**EXERCISE:** Go through the data below line by line and count those containing the word "Михалково". Reply with the count only.

[Data listing]
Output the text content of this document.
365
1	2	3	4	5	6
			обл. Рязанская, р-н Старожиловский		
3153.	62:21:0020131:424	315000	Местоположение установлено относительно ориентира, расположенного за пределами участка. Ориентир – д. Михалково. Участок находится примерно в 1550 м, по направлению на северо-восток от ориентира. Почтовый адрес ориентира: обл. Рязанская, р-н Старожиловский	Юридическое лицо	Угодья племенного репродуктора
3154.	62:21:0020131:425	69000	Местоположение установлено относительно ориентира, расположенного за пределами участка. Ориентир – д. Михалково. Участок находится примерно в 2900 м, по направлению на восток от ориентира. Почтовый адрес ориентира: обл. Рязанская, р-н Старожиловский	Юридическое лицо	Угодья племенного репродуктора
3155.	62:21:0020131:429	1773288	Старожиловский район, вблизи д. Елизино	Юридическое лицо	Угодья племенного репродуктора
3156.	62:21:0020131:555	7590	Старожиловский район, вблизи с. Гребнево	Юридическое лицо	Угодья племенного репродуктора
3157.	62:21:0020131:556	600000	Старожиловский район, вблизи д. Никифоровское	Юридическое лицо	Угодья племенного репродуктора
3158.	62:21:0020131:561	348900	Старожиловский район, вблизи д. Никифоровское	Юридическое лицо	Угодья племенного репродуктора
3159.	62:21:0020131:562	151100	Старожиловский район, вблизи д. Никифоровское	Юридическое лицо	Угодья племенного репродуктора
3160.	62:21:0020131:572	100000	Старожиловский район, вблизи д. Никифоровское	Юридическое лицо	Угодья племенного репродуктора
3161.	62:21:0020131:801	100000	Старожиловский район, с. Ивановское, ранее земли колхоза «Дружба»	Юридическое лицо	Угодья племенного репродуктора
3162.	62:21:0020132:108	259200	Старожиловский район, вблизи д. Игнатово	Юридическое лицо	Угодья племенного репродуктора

...

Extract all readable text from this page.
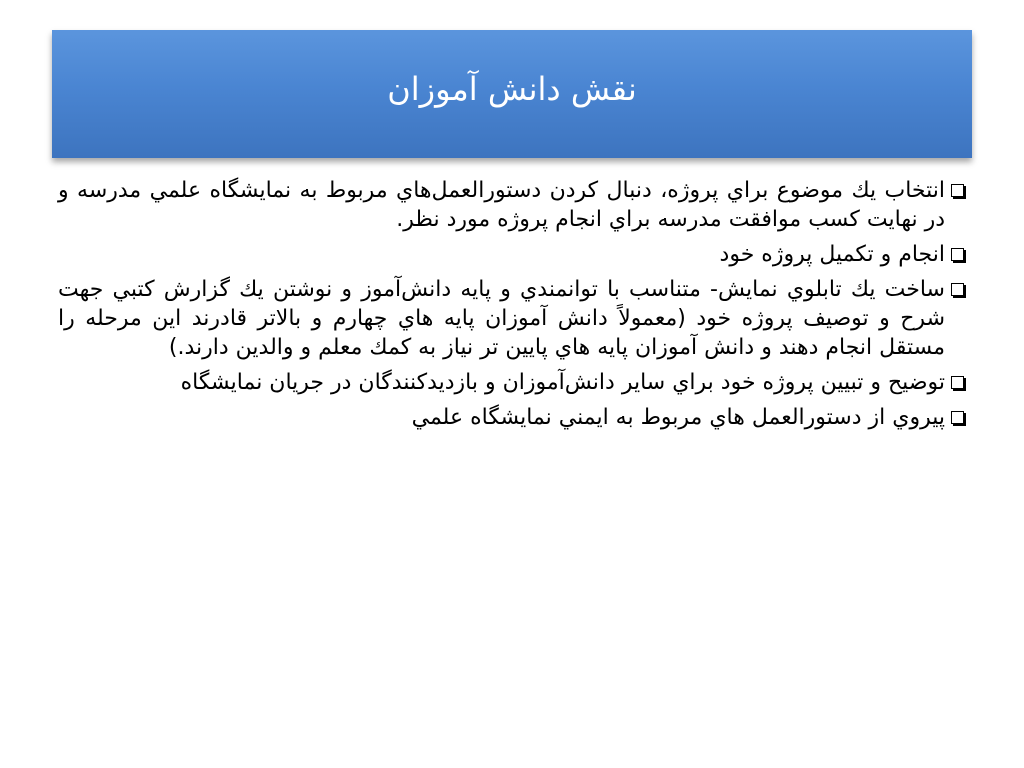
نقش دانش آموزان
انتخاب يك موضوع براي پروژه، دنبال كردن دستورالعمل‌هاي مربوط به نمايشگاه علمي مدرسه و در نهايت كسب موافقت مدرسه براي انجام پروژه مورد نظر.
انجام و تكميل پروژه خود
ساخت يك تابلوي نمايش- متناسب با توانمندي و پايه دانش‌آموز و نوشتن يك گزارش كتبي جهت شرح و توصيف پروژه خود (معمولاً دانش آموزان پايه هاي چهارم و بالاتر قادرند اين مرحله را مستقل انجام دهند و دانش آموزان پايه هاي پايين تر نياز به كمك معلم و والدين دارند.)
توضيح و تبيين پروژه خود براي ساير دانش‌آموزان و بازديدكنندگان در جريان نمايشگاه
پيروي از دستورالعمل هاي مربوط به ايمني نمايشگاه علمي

**EXERCISE RESPONSE:** 2